— Begin DATA ROWS —
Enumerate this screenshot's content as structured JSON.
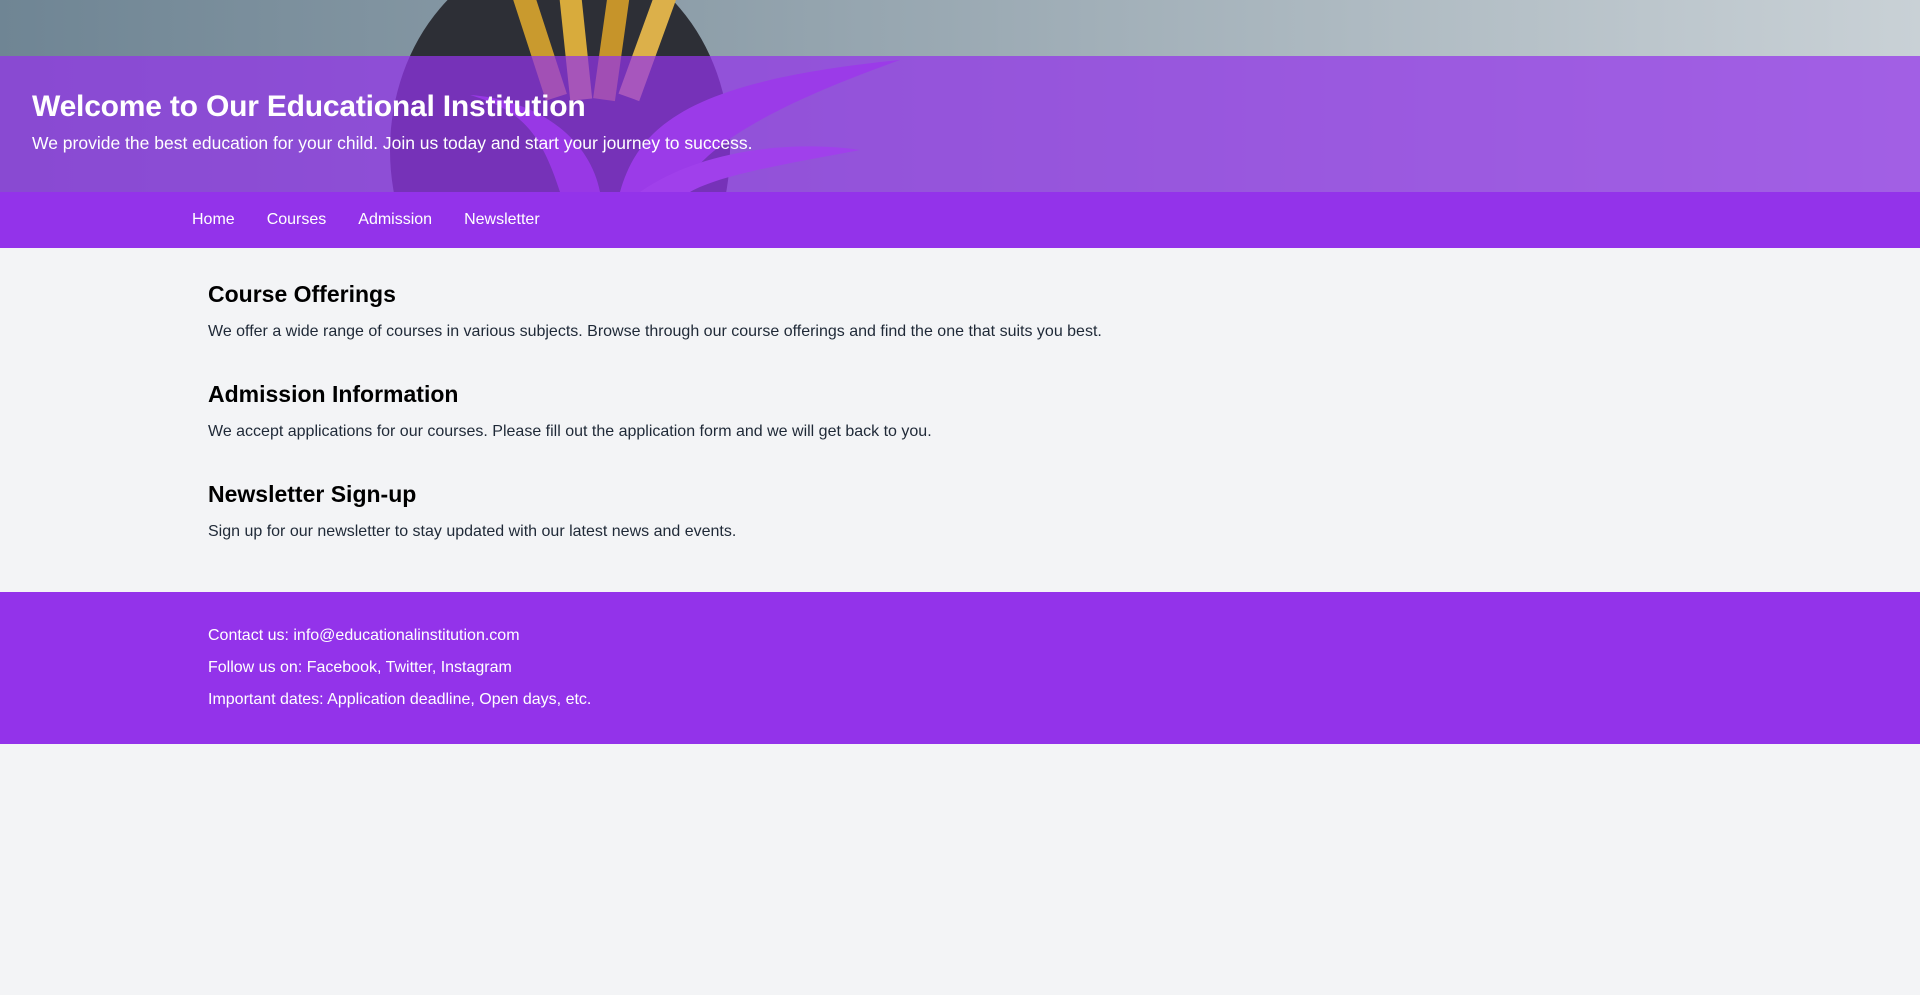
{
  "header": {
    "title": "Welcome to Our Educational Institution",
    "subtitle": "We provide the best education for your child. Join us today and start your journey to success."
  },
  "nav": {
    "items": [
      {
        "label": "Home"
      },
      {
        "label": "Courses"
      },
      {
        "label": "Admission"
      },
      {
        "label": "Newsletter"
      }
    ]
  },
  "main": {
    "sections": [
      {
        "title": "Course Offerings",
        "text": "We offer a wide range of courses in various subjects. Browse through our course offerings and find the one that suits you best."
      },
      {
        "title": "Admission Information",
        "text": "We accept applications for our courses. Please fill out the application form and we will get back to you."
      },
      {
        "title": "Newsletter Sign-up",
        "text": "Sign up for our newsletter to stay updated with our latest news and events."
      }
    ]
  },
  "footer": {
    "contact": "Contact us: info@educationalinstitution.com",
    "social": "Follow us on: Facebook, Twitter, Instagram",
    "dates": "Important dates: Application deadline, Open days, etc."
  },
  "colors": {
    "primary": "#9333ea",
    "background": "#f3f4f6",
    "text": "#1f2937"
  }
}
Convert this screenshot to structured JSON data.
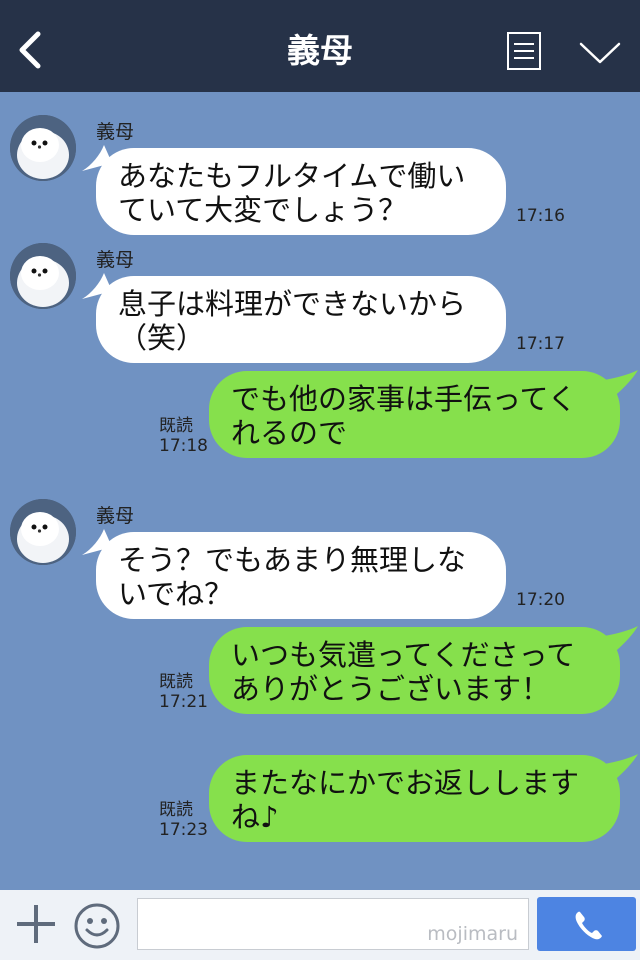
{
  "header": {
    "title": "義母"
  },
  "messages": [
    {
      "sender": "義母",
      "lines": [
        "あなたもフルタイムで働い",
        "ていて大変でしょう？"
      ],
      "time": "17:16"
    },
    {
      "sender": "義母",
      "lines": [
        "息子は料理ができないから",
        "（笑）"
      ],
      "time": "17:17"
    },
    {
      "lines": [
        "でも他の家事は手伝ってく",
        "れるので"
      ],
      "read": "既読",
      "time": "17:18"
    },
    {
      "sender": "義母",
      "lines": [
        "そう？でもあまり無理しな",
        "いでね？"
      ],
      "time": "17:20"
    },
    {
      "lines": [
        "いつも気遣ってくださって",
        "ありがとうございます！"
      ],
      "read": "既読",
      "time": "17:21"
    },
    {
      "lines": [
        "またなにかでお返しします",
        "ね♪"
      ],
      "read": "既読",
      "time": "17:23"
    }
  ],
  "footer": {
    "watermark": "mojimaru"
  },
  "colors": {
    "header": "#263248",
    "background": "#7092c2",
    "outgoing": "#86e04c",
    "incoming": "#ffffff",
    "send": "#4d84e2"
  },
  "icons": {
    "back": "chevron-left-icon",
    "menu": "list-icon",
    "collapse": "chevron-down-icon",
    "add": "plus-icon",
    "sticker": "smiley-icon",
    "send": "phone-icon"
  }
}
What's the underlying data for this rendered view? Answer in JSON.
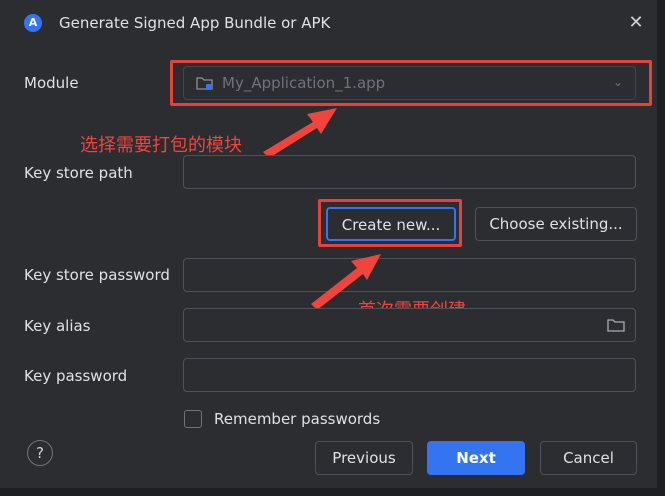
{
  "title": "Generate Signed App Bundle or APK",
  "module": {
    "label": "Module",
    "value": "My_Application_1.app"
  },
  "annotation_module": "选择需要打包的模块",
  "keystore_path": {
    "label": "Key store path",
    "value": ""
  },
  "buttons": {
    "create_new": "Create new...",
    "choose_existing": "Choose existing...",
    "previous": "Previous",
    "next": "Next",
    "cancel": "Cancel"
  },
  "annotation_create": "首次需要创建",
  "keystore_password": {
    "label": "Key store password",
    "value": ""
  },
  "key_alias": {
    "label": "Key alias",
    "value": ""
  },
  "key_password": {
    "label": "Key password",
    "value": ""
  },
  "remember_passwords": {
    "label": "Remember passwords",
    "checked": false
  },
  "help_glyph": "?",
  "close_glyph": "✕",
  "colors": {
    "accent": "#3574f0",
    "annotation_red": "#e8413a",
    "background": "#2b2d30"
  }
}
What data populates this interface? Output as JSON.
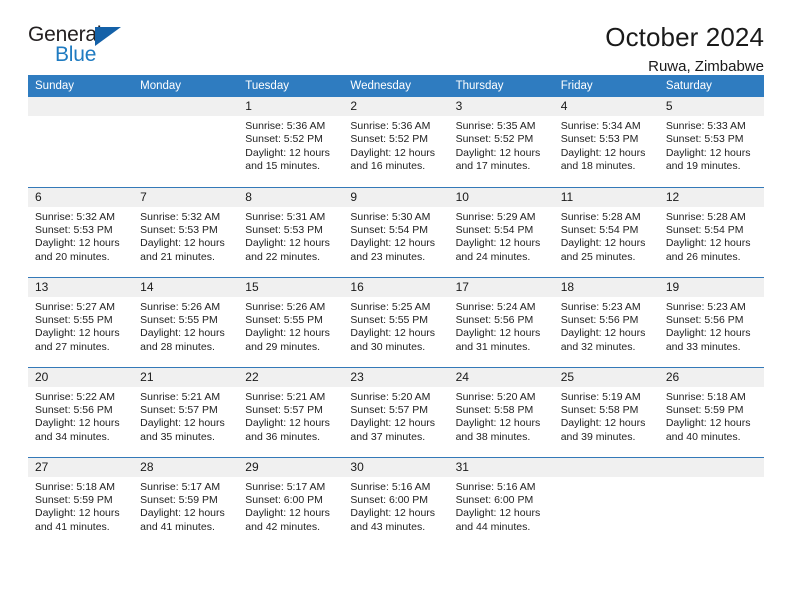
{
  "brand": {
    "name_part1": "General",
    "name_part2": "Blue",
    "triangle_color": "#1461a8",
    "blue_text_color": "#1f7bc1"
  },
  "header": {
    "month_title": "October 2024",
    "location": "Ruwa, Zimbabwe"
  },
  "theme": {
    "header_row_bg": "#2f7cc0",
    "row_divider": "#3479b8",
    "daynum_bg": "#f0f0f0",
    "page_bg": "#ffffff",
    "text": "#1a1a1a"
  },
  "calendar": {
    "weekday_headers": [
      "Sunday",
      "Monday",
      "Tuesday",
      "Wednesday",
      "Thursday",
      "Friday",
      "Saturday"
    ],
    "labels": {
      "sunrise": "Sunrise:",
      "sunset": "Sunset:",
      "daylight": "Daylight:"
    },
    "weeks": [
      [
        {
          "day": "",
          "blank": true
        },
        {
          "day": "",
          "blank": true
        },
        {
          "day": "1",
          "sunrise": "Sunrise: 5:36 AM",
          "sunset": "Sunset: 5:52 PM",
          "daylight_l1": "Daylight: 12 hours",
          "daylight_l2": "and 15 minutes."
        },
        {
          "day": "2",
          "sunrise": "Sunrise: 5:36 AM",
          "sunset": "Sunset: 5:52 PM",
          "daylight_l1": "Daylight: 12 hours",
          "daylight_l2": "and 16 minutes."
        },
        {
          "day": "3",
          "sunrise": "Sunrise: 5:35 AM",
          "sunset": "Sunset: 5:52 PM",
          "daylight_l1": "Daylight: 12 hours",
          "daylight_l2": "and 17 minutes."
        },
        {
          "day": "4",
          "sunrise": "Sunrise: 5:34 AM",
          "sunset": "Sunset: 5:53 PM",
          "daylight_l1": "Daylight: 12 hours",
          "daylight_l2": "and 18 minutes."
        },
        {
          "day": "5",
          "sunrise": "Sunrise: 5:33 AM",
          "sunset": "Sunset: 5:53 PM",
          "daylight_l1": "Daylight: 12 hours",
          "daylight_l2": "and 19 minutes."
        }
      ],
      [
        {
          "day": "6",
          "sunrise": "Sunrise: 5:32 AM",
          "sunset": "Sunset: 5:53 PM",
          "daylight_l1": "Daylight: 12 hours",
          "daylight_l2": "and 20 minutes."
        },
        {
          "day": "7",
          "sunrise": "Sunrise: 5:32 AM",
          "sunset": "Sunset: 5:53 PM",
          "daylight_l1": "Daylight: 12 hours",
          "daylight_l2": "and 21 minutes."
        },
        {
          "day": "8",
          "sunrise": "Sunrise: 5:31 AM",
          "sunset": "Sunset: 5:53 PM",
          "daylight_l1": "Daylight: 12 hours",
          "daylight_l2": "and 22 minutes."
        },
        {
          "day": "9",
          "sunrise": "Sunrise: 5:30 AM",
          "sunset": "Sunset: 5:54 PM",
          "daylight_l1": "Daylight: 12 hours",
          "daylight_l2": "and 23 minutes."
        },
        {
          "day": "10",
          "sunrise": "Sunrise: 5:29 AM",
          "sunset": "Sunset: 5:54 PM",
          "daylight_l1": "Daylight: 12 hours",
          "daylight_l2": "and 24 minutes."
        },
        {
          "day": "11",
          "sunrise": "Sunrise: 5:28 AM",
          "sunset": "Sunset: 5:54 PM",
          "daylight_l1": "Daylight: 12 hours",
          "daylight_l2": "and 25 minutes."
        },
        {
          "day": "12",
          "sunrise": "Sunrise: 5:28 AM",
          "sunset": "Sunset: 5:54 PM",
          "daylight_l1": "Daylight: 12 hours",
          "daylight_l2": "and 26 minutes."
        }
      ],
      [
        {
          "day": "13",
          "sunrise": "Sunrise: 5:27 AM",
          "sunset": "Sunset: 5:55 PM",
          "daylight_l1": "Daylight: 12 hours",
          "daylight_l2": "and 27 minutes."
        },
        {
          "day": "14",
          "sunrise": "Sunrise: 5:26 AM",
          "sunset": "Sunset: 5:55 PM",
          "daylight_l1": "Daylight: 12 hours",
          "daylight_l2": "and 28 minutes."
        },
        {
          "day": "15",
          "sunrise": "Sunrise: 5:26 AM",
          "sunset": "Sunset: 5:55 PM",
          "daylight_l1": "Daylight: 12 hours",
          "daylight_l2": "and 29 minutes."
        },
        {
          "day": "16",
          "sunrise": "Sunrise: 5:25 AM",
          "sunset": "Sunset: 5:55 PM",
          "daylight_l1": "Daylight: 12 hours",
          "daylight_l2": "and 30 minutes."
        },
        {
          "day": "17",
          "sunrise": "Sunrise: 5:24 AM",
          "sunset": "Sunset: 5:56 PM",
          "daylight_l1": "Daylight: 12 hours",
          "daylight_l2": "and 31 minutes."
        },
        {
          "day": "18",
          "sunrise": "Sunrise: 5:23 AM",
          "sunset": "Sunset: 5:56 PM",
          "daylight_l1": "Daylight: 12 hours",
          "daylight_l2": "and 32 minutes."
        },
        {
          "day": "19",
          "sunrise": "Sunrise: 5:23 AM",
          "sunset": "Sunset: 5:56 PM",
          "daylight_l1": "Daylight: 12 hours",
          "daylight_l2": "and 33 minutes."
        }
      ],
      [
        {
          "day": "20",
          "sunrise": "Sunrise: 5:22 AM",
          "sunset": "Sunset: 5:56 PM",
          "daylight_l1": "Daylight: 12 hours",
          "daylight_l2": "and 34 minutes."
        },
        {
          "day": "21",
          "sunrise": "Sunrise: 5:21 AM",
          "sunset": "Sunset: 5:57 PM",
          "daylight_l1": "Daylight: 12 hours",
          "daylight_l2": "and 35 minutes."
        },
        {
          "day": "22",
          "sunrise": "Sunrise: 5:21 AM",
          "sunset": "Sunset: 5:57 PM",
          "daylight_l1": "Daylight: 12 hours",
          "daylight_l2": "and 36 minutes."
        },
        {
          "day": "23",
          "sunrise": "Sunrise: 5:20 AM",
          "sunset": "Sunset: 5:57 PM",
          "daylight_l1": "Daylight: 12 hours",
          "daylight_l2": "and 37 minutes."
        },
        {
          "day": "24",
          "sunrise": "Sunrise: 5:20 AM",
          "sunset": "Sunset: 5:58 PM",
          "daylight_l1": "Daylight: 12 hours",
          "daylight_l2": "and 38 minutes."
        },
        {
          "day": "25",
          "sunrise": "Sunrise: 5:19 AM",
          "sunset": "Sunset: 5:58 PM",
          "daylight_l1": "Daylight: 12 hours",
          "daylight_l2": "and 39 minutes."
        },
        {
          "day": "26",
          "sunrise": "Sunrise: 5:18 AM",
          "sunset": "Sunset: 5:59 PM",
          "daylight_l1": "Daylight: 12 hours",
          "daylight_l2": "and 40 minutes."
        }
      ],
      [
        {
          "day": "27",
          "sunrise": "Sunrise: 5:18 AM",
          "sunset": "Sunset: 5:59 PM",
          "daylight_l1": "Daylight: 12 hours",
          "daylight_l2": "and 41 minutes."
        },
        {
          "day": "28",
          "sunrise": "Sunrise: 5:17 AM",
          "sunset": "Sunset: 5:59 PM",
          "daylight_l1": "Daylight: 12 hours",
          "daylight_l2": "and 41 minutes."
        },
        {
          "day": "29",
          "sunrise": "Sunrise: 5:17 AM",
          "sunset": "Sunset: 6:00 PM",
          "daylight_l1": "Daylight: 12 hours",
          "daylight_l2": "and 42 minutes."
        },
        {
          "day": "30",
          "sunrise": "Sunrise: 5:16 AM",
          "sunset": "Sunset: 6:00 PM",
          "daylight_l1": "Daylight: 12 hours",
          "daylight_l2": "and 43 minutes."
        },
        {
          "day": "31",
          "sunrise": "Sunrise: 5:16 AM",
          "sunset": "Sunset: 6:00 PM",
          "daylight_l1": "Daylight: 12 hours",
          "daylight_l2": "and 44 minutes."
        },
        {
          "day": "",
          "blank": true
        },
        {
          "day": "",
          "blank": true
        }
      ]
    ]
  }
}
— End DATA ROWS —
### DIRECTIONS
Write down only the number of lines that contain the string "best" in the listing.

### ANSWER TO THIS EXERCISE
2